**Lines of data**
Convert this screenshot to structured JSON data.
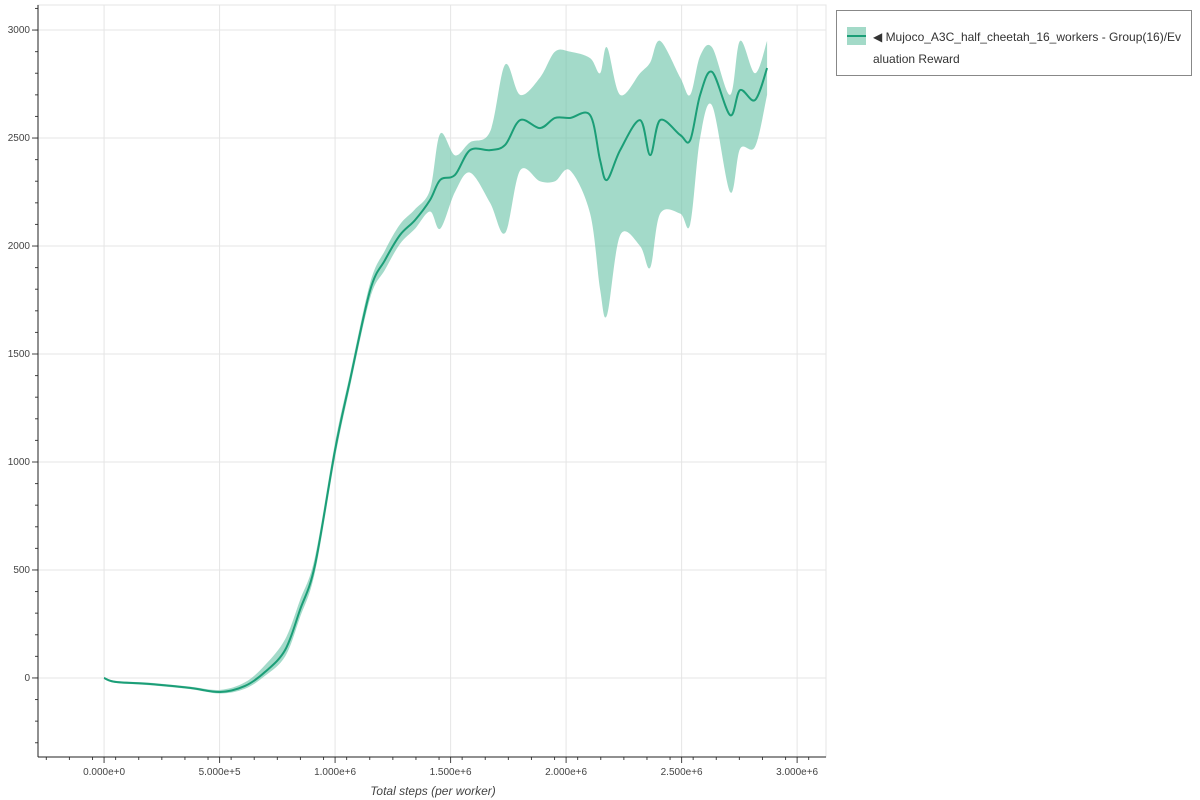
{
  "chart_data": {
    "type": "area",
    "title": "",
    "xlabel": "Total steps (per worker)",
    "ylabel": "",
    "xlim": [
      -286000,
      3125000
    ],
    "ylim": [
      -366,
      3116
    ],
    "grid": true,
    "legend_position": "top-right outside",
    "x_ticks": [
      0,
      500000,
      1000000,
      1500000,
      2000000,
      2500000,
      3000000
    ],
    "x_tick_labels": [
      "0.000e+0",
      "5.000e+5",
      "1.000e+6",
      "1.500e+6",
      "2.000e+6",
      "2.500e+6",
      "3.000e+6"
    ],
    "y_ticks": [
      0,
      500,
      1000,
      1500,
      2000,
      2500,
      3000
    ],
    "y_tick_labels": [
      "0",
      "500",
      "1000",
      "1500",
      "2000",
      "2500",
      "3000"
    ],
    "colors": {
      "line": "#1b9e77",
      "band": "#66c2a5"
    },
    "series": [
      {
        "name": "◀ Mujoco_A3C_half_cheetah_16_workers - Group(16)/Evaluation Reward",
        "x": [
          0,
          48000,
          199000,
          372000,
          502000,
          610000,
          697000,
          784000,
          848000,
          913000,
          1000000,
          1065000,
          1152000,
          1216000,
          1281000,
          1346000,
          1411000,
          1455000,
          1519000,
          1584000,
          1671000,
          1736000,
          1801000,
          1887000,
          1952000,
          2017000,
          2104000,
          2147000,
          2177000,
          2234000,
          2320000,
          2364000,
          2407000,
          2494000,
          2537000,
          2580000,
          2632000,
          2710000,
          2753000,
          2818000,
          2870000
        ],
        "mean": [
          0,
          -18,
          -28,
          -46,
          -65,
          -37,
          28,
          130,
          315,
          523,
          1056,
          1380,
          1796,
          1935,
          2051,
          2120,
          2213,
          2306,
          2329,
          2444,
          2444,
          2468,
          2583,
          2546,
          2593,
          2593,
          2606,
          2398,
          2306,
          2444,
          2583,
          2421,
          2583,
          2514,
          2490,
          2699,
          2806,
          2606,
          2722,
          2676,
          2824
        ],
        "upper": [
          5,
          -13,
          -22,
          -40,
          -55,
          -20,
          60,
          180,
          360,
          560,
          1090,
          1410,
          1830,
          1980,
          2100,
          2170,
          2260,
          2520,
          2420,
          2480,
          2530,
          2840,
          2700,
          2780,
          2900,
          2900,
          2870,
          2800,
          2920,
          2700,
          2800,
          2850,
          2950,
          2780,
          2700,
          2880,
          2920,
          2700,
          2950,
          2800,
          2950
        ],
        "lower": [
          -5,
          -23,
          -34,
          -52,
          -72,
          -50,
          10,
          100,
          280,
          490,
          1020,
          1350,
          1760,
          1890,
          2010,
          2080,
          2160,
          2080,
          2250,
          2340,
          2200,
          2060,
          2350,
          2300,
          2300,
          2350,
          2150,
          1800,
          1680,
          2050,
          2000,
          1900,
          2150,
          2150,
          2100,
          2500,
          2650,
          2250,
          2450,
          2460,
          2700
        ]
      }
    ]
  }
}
...
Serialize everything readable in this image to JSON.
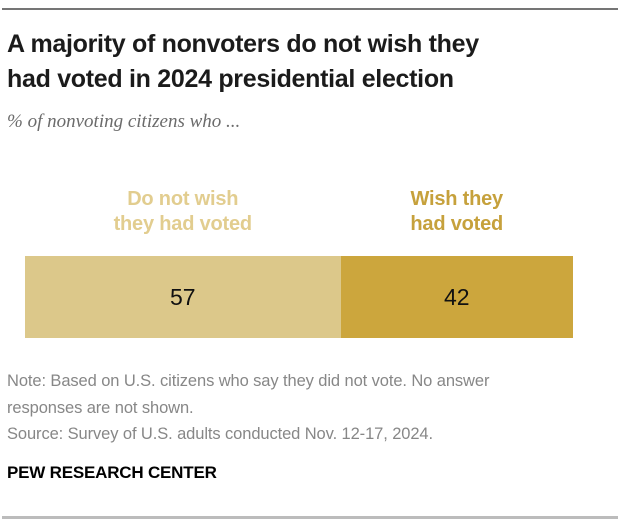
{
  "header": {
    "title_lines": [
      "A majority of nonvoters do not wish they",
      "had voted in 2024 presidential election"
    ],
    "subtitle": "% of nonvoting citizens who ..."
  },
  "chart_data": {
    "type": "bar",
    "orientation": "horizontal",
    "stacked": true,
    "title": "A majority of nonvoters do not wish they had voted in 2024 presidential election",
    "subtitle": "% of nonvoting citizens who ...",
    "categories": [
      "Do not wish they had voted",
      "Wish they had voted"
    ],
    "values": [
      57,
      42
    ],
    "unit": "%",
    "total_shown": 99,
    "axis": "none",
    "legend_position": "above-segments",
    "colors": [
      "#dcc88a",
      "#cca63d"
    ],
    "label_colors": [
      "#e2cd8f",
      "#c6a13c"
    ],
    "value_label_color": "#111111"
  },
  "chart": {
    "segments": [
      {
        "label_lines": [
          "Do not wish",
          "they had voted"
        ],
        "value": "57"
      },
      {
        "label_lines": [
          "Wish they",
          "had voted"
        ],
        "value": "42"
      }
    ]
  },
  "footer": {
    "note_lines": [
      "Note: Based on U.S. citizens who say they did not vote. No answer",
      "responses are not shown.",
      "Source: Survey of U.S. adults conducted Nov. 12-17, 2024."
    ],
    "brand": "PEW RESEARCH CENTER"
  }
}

**WORK INSTRUCTIONS**
Looking at the listing above, count the lines that contain "voted" and give nothing but the number.

**COMPLETE RESPONSE**
6